Problem — Copy out each line in the material below that has the word "call".
* Begin *
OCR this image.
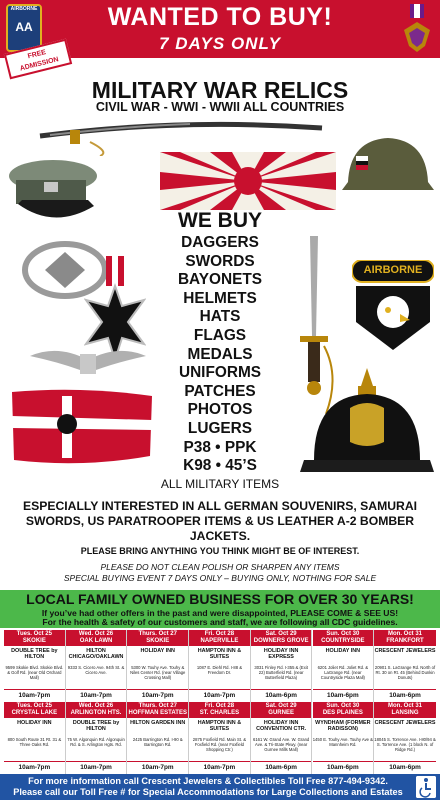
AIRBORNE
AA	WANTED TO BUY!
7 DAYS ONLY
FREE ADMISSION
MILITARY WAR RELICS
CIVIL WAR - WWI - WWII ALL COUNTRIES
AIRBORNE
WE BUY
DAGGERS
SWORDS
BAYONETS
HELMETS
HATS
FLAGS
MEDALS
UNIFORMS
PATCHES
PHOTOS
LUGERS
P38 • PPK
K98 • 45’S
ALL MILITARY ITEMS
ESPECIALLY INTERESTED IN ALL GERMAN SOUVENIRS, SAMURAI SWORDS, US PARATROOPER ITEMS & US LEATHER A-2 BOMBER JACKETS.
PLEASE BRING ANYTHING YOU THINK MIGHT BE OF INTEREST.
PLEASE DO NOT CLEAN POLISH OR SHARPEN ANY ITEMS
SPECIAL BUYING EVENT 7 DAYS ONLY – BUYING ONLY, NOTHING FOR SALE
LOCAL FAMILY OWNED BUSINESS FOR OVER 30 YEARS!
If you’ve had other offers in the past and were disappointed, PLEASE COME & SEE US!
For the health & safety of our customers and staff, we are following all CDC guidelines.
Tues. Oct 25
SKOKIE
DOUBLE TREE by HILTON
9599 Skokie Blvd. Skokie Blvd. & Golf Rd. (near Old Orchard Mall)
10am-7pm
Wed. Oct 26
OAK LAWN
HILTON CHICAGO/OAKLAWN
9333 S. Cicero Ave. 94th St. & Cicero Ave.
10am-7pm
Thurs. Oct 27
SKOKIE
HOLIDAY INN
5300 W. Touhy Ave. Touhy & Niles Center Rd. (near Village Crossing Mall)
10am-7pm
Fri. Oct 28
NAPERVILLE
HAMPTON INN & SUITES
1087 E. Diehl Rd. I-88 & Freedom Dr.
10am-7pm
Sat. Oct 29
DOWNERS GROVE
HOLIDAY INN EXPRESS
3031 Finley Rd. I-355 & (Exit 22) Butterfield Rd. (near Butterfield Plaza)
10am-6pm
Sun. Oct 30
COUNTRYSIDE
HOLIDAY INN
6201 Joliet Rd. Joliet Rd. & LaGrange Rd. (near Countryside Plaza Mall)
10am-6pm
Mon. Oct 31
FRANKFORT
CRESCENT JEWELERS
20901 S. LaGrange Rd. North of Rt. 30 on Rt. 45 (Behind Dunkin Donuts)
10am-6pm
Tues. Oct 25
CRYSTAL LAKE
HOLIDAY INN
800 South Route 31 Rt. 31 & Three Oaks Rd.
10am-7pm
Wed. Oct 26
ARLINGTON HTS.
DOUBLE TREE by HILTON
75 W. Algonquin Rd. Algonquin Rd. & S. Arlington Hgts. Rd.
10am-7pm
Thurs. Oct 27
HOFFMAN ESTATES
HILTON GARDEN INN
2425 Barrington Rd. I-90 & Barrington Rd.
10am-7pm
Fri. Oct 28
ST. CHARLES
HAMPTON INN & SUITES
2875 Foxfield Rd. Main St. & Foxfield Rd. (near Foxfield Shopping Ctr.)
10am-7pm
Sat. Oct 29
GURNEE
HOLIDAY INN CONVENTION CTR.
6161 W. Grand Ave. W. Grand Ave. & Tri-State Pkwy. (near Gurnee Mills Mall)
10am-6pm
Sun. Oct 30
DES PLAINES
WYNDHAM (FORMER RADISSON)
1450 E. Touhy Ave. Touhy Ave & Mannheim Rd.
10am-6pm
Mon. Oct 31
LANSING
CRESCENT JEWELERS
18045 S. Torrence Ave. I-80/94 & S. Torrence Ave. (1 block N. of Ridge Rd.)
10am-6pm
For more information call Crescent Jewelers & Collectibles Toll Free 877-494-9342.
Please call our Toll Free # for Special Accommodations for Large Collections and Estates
* End *
* Begin *
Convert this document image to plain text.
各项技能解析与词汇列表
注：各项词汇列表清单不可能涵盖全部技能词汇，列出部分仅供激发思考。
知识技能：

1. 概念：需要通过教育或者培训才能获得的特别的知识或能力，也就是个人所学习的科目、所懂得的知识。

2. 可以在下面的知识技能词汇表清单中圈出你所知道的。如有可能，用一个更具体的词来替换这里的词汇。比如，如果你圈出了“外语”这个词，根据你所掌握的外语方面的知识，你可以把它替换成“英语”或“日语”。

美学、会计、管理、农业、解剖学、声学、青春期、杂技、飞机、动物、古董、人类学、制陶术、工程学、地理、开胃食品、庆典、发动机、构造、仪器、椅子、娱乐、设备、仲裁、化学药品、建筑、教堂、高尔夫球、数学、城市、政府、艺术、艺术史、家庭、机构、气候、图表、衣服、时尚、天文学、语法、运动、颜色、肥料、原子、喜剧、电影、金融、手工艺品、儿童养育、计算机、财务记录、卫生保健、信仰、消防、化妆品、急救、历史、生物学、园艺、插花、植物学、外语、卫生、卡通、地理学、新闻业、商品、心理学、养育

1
* End *
Full answer —
For more information call Crescent Jewelers & Collectibles Toll Free 877-494-9342.
Please call our Toll Free # for Special Accommodations for Large Collections and Estates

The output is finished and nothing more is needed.